═════ Dataset excerpts ═════

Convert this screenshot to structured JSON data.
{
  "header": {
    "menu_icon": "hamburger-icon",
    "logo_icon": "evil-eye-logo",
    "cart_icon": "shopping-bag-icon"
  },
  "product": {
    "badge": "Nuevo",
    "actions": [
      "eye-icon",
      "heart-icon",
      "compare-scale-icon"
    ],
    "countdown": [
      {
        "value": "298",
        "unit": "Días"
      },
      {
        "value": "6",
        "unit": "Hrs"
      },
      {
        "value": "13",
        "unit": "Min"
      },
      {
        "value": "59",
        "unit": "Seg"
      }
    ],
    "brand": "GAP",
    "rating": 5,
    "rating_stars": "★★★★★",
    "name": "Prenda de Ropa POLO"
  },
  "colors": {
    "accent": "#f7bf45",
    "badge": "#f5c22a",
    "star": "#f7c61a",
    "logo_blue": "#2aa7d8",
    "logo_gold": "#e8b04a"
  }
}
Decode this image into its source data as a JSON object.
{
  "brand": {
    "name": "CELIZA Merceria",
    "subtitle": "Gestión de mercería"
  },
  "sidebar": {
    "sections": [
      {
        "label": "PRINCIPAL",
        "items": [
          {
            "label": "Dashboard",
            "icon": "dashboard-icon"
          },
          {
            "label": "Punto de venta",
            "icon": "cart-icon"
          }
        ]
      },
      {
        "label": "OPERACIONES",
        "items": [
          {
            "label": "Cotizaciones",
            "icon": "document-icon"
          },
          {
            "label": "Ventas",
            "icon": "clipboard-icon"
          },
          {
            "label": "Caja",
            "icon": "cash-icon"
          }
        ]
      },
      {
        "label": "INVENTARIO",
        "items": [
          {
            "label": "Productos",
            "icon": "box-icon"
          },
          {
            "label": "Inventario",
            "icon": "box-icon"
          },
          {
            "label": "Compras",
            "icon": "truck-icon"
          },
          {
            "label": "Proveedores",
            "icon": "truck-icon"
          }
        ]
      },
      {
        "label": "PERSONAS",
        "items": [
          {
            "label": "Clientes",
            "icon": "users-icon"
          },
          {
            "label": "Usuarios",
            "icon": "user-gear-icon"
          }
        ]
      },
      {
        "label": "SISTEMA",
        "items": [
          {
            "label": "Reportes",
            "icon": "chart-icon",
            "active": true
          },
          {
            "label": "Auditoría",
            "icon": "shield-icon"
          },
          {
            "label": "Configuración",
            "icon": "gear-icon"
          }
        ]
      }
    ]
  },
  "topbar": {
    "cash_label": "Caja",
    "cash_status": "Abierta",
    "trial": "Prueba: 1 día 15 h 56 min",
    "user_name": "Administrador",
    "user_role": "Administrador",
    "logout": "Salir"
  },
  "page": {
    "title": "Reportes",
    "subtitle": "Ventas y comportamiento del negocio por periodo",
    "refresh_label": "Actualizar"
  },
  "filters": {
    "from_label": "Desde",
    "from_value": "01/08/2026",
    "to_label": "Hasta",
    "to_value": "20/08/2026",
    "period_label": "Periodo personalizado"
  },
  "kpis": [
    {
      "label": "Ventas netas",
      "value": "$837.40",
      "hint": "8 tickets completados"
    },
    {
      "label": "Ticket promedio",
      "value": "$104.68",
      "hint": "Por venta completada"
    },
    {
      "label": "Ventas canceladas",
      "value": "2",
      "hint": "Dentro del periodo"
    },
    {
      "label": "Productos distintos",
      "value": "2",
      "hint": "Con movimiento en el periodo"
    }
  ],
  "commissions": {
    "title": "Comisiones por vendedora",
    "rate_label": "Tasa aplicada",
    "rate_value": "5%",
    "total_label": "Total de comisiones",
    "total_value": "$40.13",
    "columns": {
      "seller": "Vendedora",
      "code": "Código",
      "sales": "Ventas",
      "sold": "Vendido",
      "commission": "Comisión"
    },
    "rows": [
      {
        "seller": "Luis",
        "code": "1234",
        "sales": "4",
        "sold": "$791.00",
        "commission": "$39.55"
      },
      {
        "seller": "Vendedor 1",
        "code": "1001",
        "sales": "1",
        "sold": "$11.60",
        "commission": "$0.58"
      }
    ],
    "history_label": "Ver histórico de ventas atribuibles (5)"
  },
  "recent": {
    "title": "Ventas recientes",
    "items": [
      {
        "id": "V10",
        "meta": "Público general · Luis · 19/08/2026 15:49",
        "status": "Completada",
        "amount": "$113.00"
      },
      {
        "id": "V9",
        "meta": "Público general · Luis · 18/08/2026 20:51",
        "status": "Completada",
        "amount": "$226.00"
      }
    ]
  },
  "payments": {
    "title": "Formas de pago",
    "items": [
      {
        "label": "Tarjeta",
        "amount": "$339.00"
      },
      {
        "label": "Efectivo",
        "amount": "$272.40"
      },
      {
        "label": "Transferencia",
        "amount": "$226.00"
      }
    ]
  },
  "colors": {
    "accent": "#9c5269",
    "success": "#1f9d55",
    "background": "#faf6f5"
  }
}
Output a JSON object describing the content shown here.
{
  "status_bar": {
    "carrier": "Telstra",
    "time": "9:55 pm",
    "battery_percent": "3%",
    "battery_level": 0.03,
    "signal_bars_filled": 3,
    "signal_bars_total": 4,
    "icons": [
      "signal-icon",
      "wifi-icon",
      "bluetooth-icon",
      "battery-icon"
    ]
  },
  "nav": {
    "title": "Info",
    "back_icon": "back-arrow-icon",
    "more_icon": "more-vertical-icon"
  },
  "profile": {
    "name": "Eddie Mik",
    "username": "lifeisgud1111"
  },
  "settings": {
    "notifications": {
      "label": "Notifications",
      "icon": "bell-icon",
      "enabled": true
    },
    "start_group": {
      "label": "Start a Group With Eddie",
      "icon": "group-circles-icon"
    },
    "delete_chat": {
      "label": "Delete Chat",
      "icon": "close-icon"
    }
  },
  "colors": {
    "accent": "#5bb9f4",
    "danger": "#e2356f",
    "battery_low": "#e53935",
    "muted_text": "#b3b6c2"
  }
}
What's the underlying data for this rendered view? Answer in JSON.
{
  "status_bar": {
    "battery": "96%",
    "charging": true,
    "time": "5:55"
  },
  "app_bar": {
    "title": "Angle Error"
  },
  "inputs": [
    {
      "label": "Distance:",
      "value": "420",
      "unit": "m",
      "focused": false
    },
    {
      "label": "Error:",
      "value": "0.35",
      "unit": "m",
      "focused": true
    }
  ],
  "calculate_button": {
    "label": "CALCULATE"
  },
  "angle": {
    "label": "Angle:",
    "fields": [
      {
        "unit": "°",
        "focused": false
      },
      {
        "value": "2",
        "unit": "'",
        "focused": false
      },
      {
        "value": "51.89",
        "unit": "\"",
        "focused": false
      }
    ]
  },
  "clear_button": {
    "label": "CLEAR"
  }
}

═════

--- Request ---
Restate all of the entries above precisely.

--- Exercise result ---
Convert this screenshot to structured JSON data.
{
  "header": {
    "menu_icon": "hamburger-icon",
    "logo_icon": "evil-eye-logo",
    "cart_icon": "shopping-bag-icon"
  },
  "product": {
    "badge": "Nuevo",
    "actions": [
      "eye-icon",
      "heart-icon",
      "compare-scale-icon"
    ],
    "countdown": [
      {
        "value": "298",
        "unit": "Días"
      },
      {
        "value": "6",
        "unit": "Hrs"
      },
      {
        "value": "13",
        "unit": "Min"
      },
      {
        "value": "59",
        "unit": "Seg"
      }
    ],
    "brand": "GAP",
    "rating": 5,
    "rating_stars": "★★★★★",
    "name": "Prenda de Ropa POLO"
  },
  "colors": {
    "accent": "#f7bf45",
    "badge": "#f5c22a",
    "star": "#f7c61a",
    "logo_blue": "#2aa7d8",
    "logo_gold": "#e8b04a"
  }
}
Decode this image into its source data as a JSON object.
{
  "brand": {
    "name": "CELIZA Merceria",
    "subtitle": "Gestión de mercería"
  },
  "sidebar": {
    "sections": [
      {
        "label": "PRINCIPAL",
        "items": [
          {
            "label": "Dashboard",
            "icon": "dashboard-icon"
          },
          {
            "label": "Punto de venta",
            "icon": "cart-icon"
          }
        ]
      },
      {
        "label": "OPERACIONES",
        "items": [
          {
            "label": "Cotizaciones",
            "icon": "document-icon"
          },
          {
            "label": "Ventas",
            "icon": "clipboard-icon"
          },
          {
            "label": "Caja",
            "icon": "cash-icon"
          }
        ]
      },
      {
        "label": "INVENTARIO",
        "items": [
          {
            "label": "Productos",
            "icon": "box-icon"
          },
          {
            "label": "Inventario",
            "icon": "box-icon"
          },
          {
            "label": "Compras",
            "icon": "truck-icon"
          },
          {
            "label": "Proveedores",
            "icon": "truck-icon"
          }
        ]
      },
      {
        "label": "PERSONAS",
        "items": [
          {
            "label": "Clientes",
            "icon": "users-icon"
          },
          {
            "label": "Usuarios",
            "icon": "user-gear-icon"
          }
        ]
      },
      {
        "label": "SISTEMA",
        "items": [
          {
            "label": "Reportes",
            "icon": "chart-icon",
            "active": true
          },
          {
            "label": "Auditoría",
            "icon": "shield-icon"
          },
          {
            "label": "Configuración",
            "icon": "gear-icon"
          }
        ]
      }
    ]
  },
  "topbar": {
    "cash_label": "Caja",
    "cash_status": "Abierta",
    "trial": "Prueba: 1 día 15 h 56 min",
    "user_name": "Administrador",
    "user_role": "Administrador",
    "logout": "Salir"
  },
  "page": {
    "title": "Reportes",
    "subtitle": "Ventas y comportamiento del negocio por periodo",
    "refresh_label": "Actualizar"
  },
  "filters": {
    "from_label": "Desde",
    "from_value": "01/08/2026",
    "to_label": "Hasta",
    "to_value": "20/08/2026",
    "period_label": "Periodo personalizado"
  },
  "kpis": [
    {
      "label": "Ventas netas",
      "value": "$837.40",
      "hint": "8 tickets completados"
    },
    {
      "label": "Ticket promedio",
      "value": "$104.68",
      "hint": "Por venta completada"
    },
    {
      "label": "Ventas canceladas",
      "value": "2",
      "hint": "Dentro del periodo"
    },
    {
      "label": "Productos distintos",
      "value": "2",
      "hint": "Con movimiento en el periodo"
    }
  ],
  "commissions": {
    "title": "Comisiones por vendedora",
    "rate_label": "Tasa aplicada",
    "rate_value": "5%",
    "total_label": "Total de comisiones",
    "total_value": "$40.13",
    "columns": {
      "seller": "Vendedora",
      "code": "Código",
      "sales": "Ventas",
      "sold": "Vendido",
      "commission": "Comisión"
    },
    "rows": [
      {
        "seller": "Luis",
        "code": "1234",
        "sales": "4",
        "sold": "$791.00",
        "commission": "$39.55"
      },
      {
        "seller": "Vendedor 1",
        "code": "1001",
        "sales": "1",
        "sold": "$11.60",
        "commission": "$0.58"
      }
    ],
    "history_label": "Ver histórico de ventas atribuibles (5)"
  },
  "recent": {
    "title": "Ventas recientes",
    "items": [
      {
        "id": "V10",
        "meta": "Público general · Luis · 19/08/2026 15:49",
        "status": "Completada",
        "amount": "$113.00"
      },
      {
        "id": "V9",
        "meta": "Público general · Luis · 18/08/2026 20:51",
        "status": "Completada",
        "amount": "$226.00"
      }
    ]
  },
  "payments": {
    "title": "Formas de pago",
    "items": [
      {
        "label": "Tarjeta",
        "amount": "$339.00"
      },
      {
        "label": "Efectivo",
        "amount": "$272.40"
      },
      {
        "label": "Transferencia",
        "amount": "$226.00"
      }
    ]
  },
  "colors": {
    "accent": "#9c5269",
    "success": "#1f9d55",
    "background": "#faf6f5"
  }
}
Output a JSON object describing the content shown here.
{
  "status_bar": {
    "carrier": "Telstra",
    "time": "9:55 pm",
    "battery_percent": "3%",
    "battery_level": 0.03,
    "signal_bars_filled": 3,
    "signal_bars_total": 4,
    "icons": [
      "signal-icon",
      "wifi-icon",
      "bluetooth-icon",
      "battery-icon"
    ]
  },
  "nav": {
    "title": "Info",
    "back_icon": "back-arrow-icon",
    "more_icon": "more-vertical-icon"
  },
  "profile": {
    "name": "Eddie Mik",
    "username": "lifeisgud1111"
  },
  "settings": {
    "notifications": {
      "label": "Notifications",
      "icon": "bell-icon",
      "enabled": true
    },
    "start_group": {
      "label": "Start a Group With Eddie",
      "icon": "group-circles-icon"
    },
    "delete_chat": {
      "label": "Delete Chat",
      "icon": "close-icon"
    }
  },
  "colors": {
    "accent": "#5bb9f4",
    "danger": "#e2356f",
    "battery_low": "#e53935",
    "muted_text": "#b3b6c2"
  }
}
What's the underlying data for this rendered view? Answer in JSON.
{
  "status_bar": {
    "battery": "96%",
    "charging": true,
    "time": "5:55"
  },
  "app_bar": {
    "title": "Angle Error"
  },
  "inputs": [
    {
      "label": "Distance:",
      "value": "420",
      "unit": "m",
      "focused": false
    },
    {
      "label": "Error:",
      "value": "0.35",
      "unit": "m",
      "focused": true
    }
  ],
  "calculate_button": {
    "label": "CALCULATE"
  },
  "angle": {
    "label": "Angle:",
    "fields": [
      {
        "unit": "°",
        "focused": false
      },
      {
        "value": "2",
        "unit": "'",
        "focused": false
      },
      {
        "value": "51.89",
        "unit": "\"",
        "focused": false
      }
    ]
  },
  "clear_button": {
    "label": "CLEAR"
  }
}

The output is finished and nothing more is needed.